Page excerpt: Begin

In this example, the average throughput in a 5-minute period is much lower than the one during the microburst:

SUM(NetworkOut) / PERIOD = ((20 GB * 1 sample) + (0 GB * 4 samples)) / 300 seconds = ~0.066 GB/s * 8 bits = ~0.533 Gbps

Even if you calculate the throughput based on the highest sample, the average still doesn't reflect the throughput amount:

MAXIMUM(NetworkOut) / 60 seconds = 20 GB / 60 = ~0.333 GB/s * 8 bits = ~2.667 Gbps

Monitoring microbursts

To measure throughput and PPS at a more granular level, use operating system (OS) tools to monitor network statistics. Monitor your network statistics more frequently during periods of shaping or high activity.

The following are examples of operating system tools:

Linux

  • sar
  • nload
  • iftop
  • iptraf-ng

Windows

  • Performance Monitor

The CloudWatch agent can be used on both Linux and Windows to publish these OS-level network metrics to CloudWatch as custom metrics. These metrics can be published at intervals as low as 1 second. Be aware that high-resolution metrics (those with a period lower than 60 seconds) lead to higher charges. For more information about CloudWatch pricing, see Amazon CloudWatch pricing.

It's a best practice for you to monitor the network performance metrics provided by ENA. The driver version must be greater than or equal to 2.2.10 (Linux) and 2.2.2 (Windows) for you to be able to view the metrics. For more information, check the relevant pages for Linux and Windows. CloudWatch Agent can also publish ENA metrics.

For instructions on publishing ENA metrics for Linux, see Collect network performance metrics. For Windows, ENA metrics are available in Performance Monitor, and the CloudWatch Agent can publish any metrics available there.

Preventing microbursts

To avoid microbursts, traffic needs to be paced at the sender(s) so that it doesn't exceed a maximum throughput or packet rate. This makes microbursts difficult to avoid. Pacing traffic at the sender usually requires application-level changes. Depending on how this change is implemented, OS-support for traffic pacing might need to be available and turned on at the sender. That might not always be possible, or practical. Microbursting also happens as a result of too many connections sending packets in a short period, in which case pacing individual senders doesn't help.

Due to these reasons, it's a best practice to monitor ENA metrics, as stated previously. If limits are being reached often, or if there's evidence that this is impacting your application(s), do the following:

  • Scale up: Move to a larger instance size. Larger instances generally have higher allowances. Network optimized instances (such as instance with an "n", as in C5n), have higher allowances than their respective non network-optimized counterparts.
  • Scale out: Spread traffic across multiple instances to reduce traffic and contention at individual instances.

On Linux, in addition to the preceding options, there are potential mitigation options for advanced users:

  • SO_MAX_PACING_RATE: This socket option can be passed to setsockopt by an application to specify a maximum pacing rate (bytes per second). The Linux kernel then paces traffic from that socket so that it doesn't exceed the limit. This option requires the following:
    Application-level code changes.
    Support from the kernel.
    The use of Fair Queue (FQ) queuing discipline or the kernel's support for pacing at the TCP layer (applicable to TCP only).
  • Queuing disciplines (qdiscs): Some qdiscs provide support for traffic shaping at various levels. For more information, see the Traffic Control (TC) manual page.
  • Shallow Transmission (Tx) queues: In some scenarios, shallow Tx queues help reduce PPS throttling. It can be achieved in two ways:
    Byte Queue Limits (BQL): BQL dynamically limits the amount of in-flight bytes on Tx queues. BLQ is turned on by default on ENA driver versions shipped with the Linux kernel (those ending with a "K"). For ENA driver versions from GitHub (those ending with a "g"), BQL is available as of v2.6.1g, and is turned off by default. You can turn on BQL using the enable_bql ENA module parameter.
    Reduced Tx queue length: Reduce Tx queue length from its default of 1,024 packets to a lower amount (minimum 256). You can change this length using the ethtool.

Page excerpt: End
Provided data: Begin

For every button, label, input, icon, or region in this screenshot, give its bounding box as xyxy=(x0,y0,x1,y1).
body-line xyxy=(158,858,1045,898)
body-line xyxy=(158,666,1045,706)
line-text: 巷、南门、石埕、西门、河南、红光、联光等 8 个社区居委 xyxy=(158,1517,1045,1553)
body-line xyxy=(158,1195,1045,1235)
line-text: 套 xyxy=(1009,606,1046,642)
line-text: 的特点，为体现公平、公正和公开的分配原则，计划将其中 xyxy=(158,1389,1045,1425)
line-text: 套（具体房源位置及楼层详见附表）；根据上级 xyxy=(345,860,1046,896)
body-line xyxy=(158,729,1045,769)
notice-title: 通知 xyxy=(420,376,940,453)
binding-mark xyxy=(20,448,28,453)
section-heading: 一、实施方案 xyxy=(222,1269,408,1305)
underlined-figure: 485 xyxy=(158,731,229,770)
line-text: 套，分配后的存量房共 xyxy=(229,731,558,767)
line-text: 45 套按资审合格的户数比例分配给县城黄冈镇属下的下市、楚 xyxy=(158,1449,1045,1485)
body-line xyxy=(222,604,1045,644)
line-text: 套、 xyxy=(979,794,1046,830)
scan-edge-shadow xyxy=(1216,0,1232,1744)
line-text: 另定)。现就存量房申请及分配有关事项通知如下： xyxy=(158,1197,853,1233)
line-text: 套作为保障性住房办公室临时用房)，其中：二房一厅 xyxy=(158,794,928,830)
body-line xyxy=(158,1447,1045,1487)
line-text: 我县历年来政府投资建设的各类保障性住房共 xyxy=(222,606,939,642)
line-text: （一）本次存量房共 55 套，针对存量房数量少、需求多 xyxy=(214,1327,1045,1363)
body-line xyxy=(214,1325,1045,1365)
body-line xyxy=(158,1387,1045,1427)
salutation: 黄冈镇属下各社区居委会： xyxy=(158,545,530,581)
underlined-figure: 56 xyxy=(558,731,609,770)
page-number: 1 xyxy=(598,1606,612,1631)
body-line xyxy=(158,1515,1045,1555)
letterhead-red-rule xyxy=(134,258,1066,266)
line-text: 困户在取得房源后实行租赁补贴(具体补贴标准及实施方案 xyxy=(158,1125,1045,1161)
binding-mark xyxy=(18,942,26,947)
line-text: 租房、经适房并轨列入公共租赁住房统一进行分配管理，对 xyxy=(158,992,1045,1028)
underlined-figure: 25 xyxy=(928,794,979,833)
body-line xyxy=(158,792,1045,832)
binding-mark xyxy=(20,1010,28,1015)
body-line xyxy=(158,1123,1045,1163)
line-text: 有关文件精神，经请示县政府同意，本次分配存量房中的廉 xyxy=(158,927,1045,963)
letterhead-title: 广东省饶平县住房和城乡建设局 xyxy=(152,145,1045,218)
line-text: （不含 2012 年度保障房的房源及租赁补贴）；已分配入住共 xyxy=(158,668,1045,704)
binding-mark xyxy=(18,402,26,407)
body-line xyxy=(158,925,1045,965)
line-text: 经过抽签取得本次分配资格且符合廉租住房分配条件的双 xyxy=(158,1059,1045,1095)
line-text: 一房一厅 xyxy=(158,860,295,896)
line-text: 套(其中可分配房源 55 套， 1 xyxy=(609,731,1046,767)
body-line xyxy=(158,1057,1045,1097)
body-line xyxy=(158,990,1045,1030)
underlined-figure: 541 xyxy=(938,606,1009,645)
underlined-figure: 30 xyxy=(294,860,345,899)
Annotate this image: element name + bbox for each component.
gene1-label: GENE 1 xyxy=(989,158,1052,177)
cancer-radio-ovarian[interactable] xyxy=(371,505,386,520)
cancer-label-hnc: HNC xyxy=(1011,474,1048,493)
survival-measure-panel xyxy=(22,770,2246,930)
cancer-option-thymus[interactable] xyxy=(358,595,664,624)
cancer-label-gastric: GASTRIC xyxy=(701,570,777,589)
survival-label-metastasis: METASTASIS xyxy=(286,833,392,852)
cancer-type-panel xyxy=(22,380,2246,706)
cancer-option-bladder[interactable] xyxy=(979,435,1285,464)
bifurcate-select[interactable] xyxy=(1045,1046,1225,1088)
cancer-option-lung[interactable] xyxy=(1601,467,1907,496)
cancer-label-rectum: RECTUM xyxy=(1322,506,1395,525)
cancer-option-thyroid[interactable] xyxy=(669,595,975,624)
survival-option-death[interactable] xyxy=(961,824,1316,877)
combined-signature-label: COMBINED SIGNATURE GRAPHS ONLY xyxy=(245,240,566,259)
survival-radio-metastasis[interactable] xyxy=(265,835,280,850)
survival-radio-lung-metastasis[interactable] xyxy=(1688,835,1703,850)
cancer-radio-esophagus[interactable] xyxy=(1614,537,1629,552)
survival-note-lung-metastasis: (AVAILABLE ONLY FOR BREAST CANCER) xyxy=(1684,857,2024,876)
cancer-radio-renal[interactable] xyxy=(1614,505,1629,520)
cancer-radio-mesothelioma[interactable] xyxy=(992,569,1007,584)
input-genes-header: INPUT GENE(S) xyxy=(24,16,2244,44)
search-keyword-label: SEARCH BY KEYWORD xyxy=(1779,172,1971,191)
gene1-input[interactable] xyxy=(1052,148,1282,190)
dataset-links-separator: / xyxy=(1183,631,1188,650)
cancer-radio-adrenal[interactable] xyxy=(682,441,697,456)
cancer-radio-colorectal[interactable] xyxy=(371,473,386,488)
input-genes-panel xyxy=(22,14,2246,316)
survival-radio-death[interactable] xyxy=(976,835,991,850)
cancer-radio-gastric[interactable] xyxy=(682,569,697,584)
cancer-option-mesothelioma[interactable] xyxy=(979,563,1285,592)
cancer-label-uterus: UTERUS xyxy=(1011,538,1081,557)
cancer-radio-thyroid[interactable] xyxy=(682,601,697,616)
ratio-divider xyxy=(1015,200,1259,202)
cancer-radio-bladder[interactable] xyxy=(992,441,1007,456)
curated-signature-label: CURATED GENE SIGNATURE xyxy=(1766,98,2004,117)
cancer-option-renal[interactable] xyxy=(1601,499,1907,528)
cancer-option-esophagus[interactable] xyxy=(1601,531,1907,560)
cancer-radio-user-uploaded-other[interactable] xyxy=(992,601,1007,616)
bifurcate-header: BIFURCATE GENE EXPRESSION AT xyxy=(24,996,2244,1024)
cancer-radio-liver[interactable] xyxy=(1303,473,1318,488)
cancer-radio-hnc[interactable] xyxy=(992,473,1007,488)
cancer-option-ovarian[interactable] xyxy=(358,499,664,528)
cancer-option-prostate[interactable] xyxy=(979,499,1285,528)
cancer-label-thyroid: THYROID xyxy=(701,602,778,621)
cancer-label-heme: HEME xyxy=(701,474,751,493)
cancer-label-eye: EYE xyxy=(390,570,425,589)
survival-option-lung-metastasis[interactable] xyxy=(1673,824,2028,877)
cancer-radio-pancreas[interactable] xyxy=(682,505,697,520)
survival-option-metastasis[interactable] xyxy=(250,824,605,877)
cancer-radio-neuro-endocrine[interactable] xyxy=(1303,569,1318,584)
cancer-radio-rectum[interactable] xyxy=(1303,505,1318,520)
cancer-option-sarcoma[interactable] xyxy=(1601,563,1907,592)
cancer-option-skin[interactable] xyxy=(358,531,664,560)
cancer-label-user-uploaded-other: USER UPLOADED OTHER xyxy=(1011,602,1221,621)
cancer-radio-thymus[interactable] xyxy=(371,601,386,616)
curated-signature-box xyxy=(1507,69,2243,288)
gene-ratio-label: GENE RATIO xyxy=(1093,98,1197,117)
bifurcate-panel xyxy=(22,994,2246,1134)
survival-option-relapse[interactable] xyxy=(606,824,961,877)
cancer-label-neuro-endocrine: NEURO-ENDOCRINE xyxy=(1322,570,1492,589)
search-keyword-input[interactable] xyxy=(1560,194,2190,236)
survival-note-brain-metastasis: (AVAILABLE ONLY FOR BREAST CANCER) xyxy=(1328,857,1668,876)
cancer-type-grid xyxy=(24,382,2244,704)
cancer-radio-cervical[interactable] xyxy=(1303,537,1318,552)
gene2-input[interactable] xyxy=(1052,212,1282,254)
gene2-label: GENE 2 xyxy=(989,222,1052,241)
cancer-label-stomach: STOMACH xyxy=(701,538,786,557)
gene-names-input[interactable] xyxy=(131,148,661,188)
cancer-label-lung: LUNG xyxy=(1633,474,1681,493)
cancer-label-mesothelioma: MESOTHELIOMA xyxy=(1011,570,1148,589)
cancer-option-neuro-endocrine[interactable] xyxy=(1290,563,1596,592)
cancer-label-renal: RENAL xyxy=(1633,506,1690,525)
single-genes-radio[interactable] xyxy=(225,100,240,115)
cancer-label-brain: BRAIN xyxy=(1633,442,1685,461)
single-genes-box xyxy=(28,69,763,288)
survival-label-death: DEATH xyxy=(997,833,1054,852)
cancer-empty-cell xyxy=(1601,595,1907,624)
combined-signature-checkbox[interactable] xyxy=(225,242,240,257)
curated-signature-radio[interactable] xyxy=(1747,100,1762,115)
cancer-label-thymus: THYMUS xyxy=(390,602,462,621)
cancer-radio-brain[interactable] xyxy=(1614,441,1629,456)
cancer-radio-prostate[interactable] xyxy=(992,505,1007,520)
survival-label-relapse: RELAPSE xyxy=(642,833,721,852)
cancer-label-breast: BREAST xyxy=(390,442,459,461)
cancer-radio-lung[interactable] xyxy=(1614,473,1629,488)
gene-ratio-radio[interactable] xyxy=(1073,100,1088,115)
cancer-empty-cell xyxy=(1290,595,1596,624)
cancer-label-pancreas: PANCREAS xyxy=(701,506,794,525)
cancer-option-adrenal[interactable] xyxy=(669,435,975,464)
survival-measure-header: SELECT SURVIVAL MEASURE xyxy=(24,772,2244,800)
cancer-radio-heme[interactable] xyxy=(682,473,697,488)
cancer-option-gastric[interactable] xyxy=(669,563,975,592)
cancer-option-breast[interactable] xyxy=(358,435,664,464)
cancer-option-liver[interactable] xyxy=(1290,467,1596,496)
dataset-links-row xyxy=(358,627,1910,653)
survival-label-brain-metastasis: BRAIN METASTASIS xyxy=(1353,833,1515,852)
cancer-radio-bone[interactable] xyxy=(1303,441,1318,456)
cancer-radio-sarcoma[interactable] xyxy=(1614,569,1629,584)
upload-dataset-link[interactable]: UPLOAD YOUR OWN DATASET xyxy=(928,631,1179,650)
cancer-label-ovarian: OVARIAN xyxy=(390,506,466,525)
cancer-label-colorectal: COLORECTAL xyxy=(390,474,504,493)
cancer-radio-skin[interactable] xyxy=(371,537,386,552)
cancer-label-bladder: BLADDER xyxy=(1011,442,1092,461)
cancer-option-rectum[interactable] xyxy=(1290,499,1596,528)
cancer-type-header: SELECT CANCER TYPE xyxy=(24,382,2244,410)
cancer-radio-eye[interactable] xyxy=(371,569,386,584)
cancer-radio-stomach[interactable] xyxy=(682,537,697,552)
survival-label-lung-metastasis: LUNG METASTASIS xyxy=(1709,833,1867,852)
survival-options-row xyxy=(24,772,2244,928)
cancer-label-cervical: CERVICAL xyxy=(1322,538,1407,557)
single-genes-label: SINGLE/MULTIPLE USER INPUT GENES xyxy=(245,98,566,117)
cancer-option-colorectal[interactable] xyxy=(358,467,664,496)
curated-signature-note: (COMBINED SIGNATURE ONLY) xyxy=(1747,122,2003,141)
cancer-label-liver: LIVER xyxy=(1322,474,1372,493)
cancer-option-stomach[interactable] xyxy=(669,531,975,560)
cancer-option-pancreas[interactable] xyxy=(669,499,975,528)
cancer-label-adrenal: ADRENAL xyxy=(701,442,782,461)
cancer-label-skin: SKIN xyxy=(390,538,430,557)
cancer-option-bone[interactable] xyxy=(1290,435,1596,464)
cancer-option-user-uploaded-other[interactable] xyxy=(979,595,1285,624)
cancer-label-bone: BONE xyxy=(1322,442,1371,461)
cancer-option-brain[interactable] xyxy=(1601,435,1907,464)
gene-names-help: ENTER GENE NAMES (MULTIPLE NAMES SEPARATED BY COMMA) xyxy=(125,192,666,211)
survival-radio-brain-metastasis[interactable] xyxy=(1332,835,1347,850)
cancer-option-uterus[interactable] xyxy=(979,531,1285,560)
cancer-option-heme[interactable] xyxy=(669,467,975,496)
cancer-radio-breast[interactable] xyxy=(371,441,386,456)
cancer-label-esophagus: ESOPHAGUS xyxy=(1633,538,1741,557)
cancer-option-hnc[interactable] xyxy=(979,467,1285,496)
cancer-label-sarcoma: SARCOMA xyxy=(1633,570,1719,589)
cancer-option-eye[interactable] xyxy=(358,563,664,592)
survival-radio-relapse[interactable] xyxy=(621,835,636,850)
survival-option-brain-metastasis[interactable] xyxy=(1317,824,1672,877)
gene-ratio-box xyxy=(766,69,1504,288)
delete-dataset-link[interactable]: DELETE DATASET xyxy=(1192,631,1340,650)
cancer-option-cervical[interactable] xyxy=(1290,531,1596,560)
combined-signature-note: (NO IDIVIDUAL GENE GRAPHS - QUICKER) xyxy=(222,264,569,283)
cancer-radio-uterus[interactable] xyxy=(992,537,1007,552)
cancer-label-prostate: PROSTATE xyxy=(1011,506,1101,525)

Provided data: End

• Problems and tasks:
- 1) Render this sentence from the text on network microbursts into Spanish: "Larger instances generally have higher allowances."
- 2) Quote the text on network microbursts from "In this example, the" up to and including "or high activity.", word for word.
The document understanding data has no role in any of this.

• Expected results:
- 1) Las instancias más grandes generalmente tienen asignaciones más altas.

- 2)
In this example, the average throughput in a 5-minute period is much lower than the one during the microburst:

SUM(NetworkOut) / PERIOD = ((20 GB * 1 sample) + (0 GB * 4 samples)) / 300 seconds = ~0.066 GB/s * 8 bits = ~0.533 Gbps

Even if you calculate the throughput based on the highest sample, the average still doesn't reflect the throughput amount:

MAXIMUM(NetworkOut) / 60 seconds = 20 GB / 60 = ~0.333 GB/s * 8 bits = ~2.667 Gbps

Monitoring microbursts

To measure throughput and PPS at a more granular level, use operating system (OS) tools to monitor network statistics. Monitor your network statistics more frequently during periods of shaping or high activity.